Extracted data entries:

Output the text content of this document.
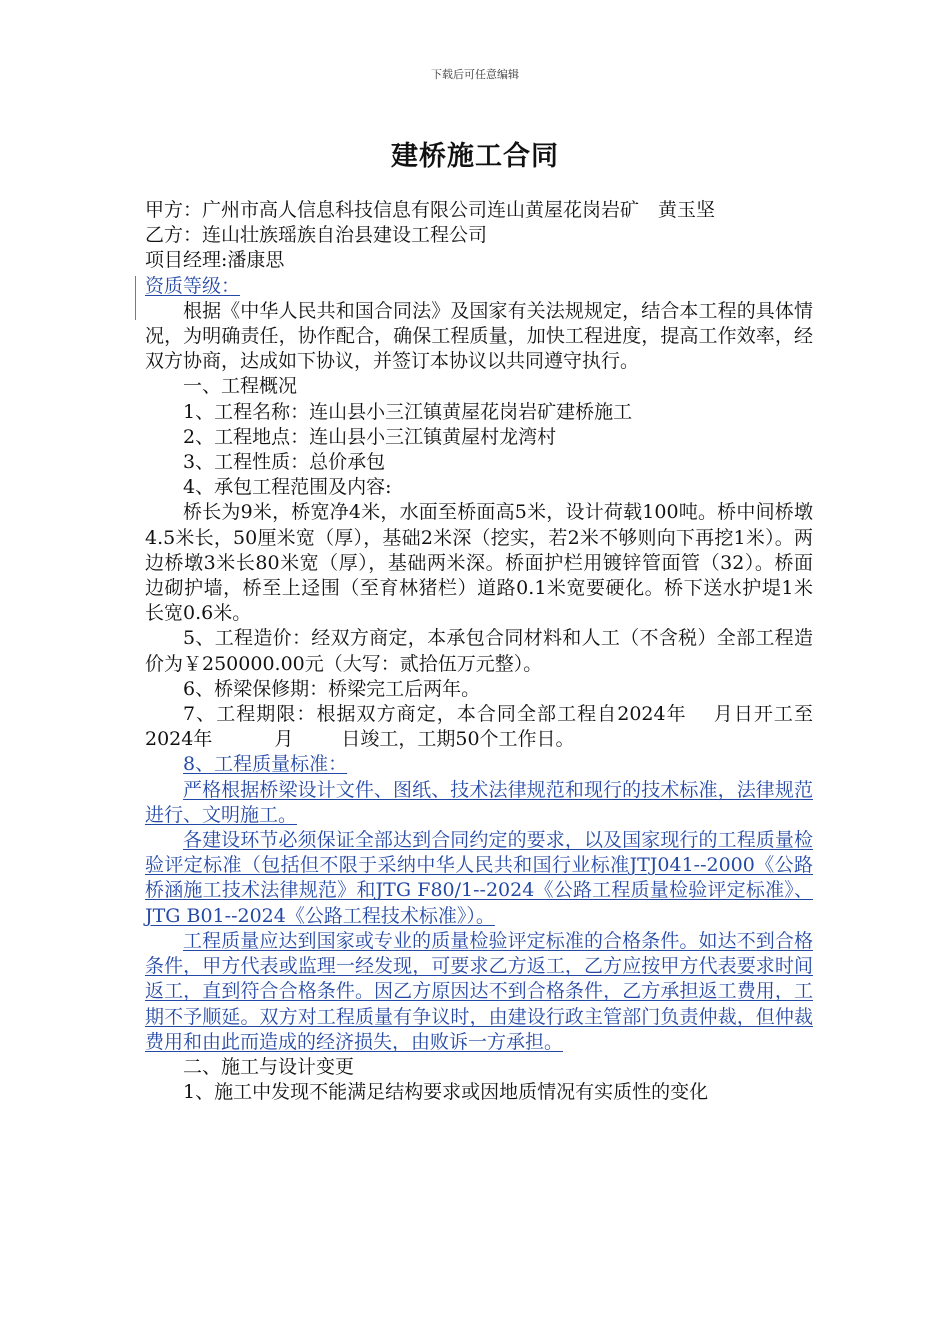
下载后可任意编辑
建桥施工合同

甲方：广州市高人信息科技信息有限公司连山黄屋花岗岩矿　黄玉坚

乙方：连山壮族瑶族自治县建设工程公司

项目经理:潘康思

资质等级：

根据《中华人民共和国合同法》及国家有关法规规定，结合本工程的具体情况，为明确责任，协作配合，确保工程质量，加快工程进度，提高工作效率，经双方协商，达成如下协议，并签订本协议以共同遵守执行。

一、工程概况

1、工程名称：连山县小三江镇黄屋花岗岩矿建桥施工

2、工程地点：连山县小三江镇黄屋村龙湾村

3、工程性质：总价承包

4、承包工程范围及内容:

桥长为9米，桥宽净4米，水面至桥面高5米，设计荷载100吨。桥中间桥墩4.5米长，50厘米宽（厚），基础2米深（挖实，若2米不够则向下再挖1米）。两边桥墩3米长80米宽（厚），基础两米深。桥面护栏用镀锌管面管（32）。桥面边砌护墙，桥至上迳围（至育林猪栏）道路0.1米宽要硬化。桥下送水护堤1米长宽0.6米。

5、工程造价：经双方商定，本承包合同材料和人工（不含税）全部工程造价为￥250000.00元（大写：贰拾伍万元整）。

6、桥梁保修期：桥梁完工后两年。

7、工程期限：根据双方商定，本合同全部工程自2024年 月日开工至2024年	月	日竣工，工期50个工作日。

8、工程质量标准：

严格根据桥梁设计文件、图纸、技术法律规范和现行的技术标准，法律规范进行、文明施工。

各建设环节必须保证全部达到合同约定的要求，以及国家现行的工程质量检验评定标准（包括但不限于采纳中华人民共和国行业标准JTJ041--2000《公路桥涵施工技术法律规范》和JTG F80/1--2024《公路工程质量检验评定标准》、JTG B01--2024《公路工程技术标准》）。

工程质量应达到国家或专业的质量检验评定标准的合格条件。如达不到合格条件，甲方代表或监理一经发现，可要求乙方返工，乙方应按甲方代表要求时间返工，直到符合合格条件。因乙方原因达不到合格条件，乙方承担返工费用，工期不予顺延。双方对工程质量有争议时，由建设行政主管部门负责仲裁，但仲裁费用和由此而造成的经济损失，由败诉一方承担。

二、施工与设计变更

1、施工中发现不能满足结构要求或因地质情况有实质性的变化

» **To do**
With the pictures left out, transcribe the material exactly.

» **Answer**
Output the text content of this document.
下载后可任意编辑
建桥施工合同

甲方：广州市高人信息科技信息有限公司连山黄屋花岗岩矿　黄玉坚

乙方：连山壮族瑶族自治县建设工程公司

项目经理:潘康思

资质等级：

根据《中华人民共和国合同法》及国家有关法规规定，结合本工程的具体情况，为明确责任，协作配合，确保工程质量，加快工程进度，提高工作效率，经双方协商，达成如下协议，并签订本协议以共同遵守执行。

一、工程概况

1、工程名称：连山县小三江镇黄屋花岗岩矿建桥施工

2、工程地点：连山县小三江镇黄屋村龙湾村

3、工程性质：总价承包

4、承包工程范围及内容:

桥长为9米，桥宽净4米，水面至桥面高5米，设计荷载100吨。桥中间桥墩4.5米长，50厘米宽（厚），基础2米深（挖实，若2米不够则向下再挖1米）。两边桥墩3米长80米宽（厚），基础两米深。桥面护栏用镀锌管面管（32）。桥面边砌护墙，桥至上迳围（至育林猪栏）道路0.1米宽要硬化。桥下送水护堤1米长宽0.6米。

5、工程造价：经双方商定，本承包合同材料和人工（不含税）全部工程造价为￥250000.00元（大写：贰拾伍万元整）。

6、桥梁保修期：桥梁完工后两年。

7、工程期限：根据双方商定，本合同全部工程自2024年 月日开工至2024年	月	日竣工，工期50个工作日。

8、工程质量标准：

严格根据桥梁设计文件、图纸、技术法律规范和现行的技术标准，法律规范进行、文明施工。

各建设环节必须保证全部达到合同约定的要求，以及国家现行的工程质量检验评定标准（包括但不限于采纳中华人民共和国行业标准JTJ041--2000《公路桥涵施工技术法律规范》和JTG F80/1--2024《公路工程质量检验评定标准》、JTG B01--2024《公路工程技术标准》）。

工程质量应达到国家或专业的质量检验评定标准的合格条件。如达不到合格条件，甲方代表或监理一经发现，可要求乙方返工，乙方应按甲方代表要求时间返工，直到符合合格条件。因乙方原因达不到合格条件，乙方承担返工费用，工期不予顺延。双方对工程质量有争议时，由建设行政主管部门负责仲裁，但仲裁费用和由此而造成的经济损失，由败诉一方承担。

二、施工与设计变更

1、施工中发现不能满足结构要求或因地质情况有实质性的变化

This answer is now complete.